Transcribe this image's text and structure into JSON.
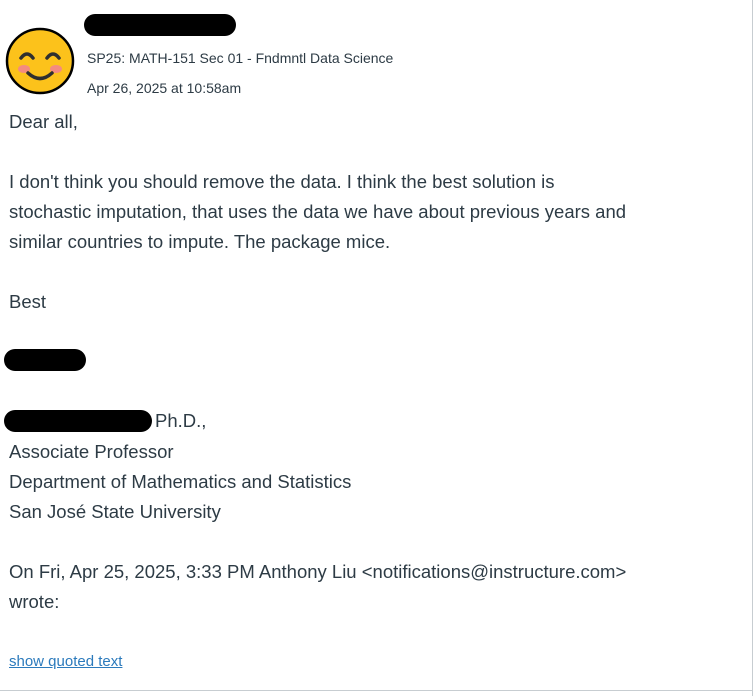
{
  "header": {
    "course": "SP25: MATH-151 Sec 01 - Fndmntl Data Science",
    "timestamp": "Apr 26, 2025 at 10:58am",
    "avatar_icon": "smiling-face-icon"
  },
  "body": {
    "greeting": "Dear all,",
    "paragraph_lines": [
      "I don't think you should remove the data. I think the best solution is",
      "stochastic imputation, that uses the data we have about previous years and",
      "similar countries to impute. The package mice."
    ],
    "closing": "Best"
  },
  "signature": {
    "suffix": "Ph.D.,",
    "lines": [
      "Associate Professor",
      "Department of Mathematics and Statistics",
      "San José State University"
    ]
  },
  "quote_header": {
    "line1": "On Fri, Apr 25, 2025, 3:33 PM Anthony Liu <notifications@instructure.com>",
    "line2": "wrote:"
  },
  "show_quoted_text": "show quoted text",
  "colors": {
    "text": "#2d3b45",
    "link": "#2b7abc",
    "avatar_face": "#fcc21b",
    "avatar_cheek": "#f48b7f"
  }
}
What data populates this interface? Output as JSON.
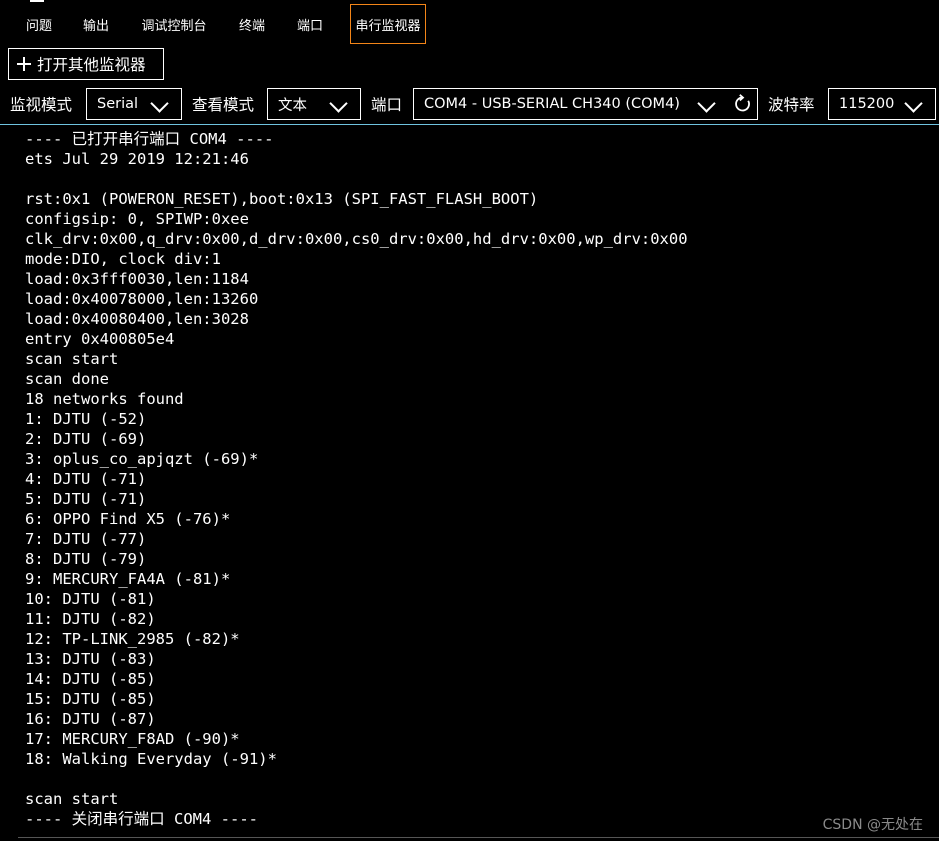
{
  "tabs": [
    {
      "label": "问题",
      "active": false
    },
    {
      "label": "输出",
      "active": false
    },
    {
      "label": "调试控制台",
      "active": false
    },
    {
      "label": "终端",
      "active": false
    },
    {
      "label": "端口",
      "active": false
    },
    {
      "label": "串行监视器",
      "active": true
    }
  ],
  "toolbar": {
    "open_monitor_label": "打开其他监视器",
    "monitor_mode_label": "监视模式",
    "monitor_mode_value": "Serial",
    "view_mode_label": "查看模式",
    "view_mode_value": "文本",
    "port_label": "端口",
    "port_value": "COM4 - USB-SERIAL CH340 (COM4)",
    "baud_label": "波特率",
    "baud_value": "115200"
  },
  "output_lines": [
    "---- 已打开串行端口 COM4 ----",
    "ets Jul 29 2019 12:21:46",
    "",
    "rst:0x1 (POWERON_RESET),boot:0x13 (SPI_FAST_FLASH_BOOT)",
    "configsip: 0, SPIWP:0xee",
    "clk_drv:0x00,q_drv:0x00,d_drv:0x00,cs0_drv:0x00,hd_drv:0x00,wp_drv:0x00",
    "mode:DIO, clock div:1",
    "load:0x3fff0030,len:1184",
    "load:0x40078000,len:13260",
    "load:0x40080400,len:3028",
    "entry 0x400805e4",
    "scan start",
    "scan done",
    "18 networks found",
    "1: DJTU (-52)",
    "2: DJTU (-69)",
    "3: oplus_co_apjqzt (-69)*",
    "4: DJTU (-71)",
    "5: DJTU (-71)",
    "6: OPPO Find X5 (-76)*",
    "7: DJTU (-77)",
    "8: DJTU (-79)",
    "9: MERCURY_FA4A (-81)*",
    "10: DJTU (-81)",
    "11: DJTU (-82)",
    "12: TP-LINK_2985 (-82)*",
    "13: DJTU (-83)",
    "14: DJTU (-85)",
    "15: DJTU (-85)",
    "16: DJTU (-87)",
    "17: MERCURY_F8AD (-90)*",
    "18: Walking Everyday (-91)*",
    "",
    "scan start",
    "---- 关闭串行端口 COM4 ----"
  ],
  "watermark": "CSDN @无处在",
  "colors": {
    "background": "#000000",
    "text": "#ffffff",
    "active_tab_border": "#f38518",
    "separator": "#6fc3df"
  }
}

● **OBJECTIVE**:
Report the number of lines holding the string "load", without any other words.

● **PROBLEM SOLUTION**:
3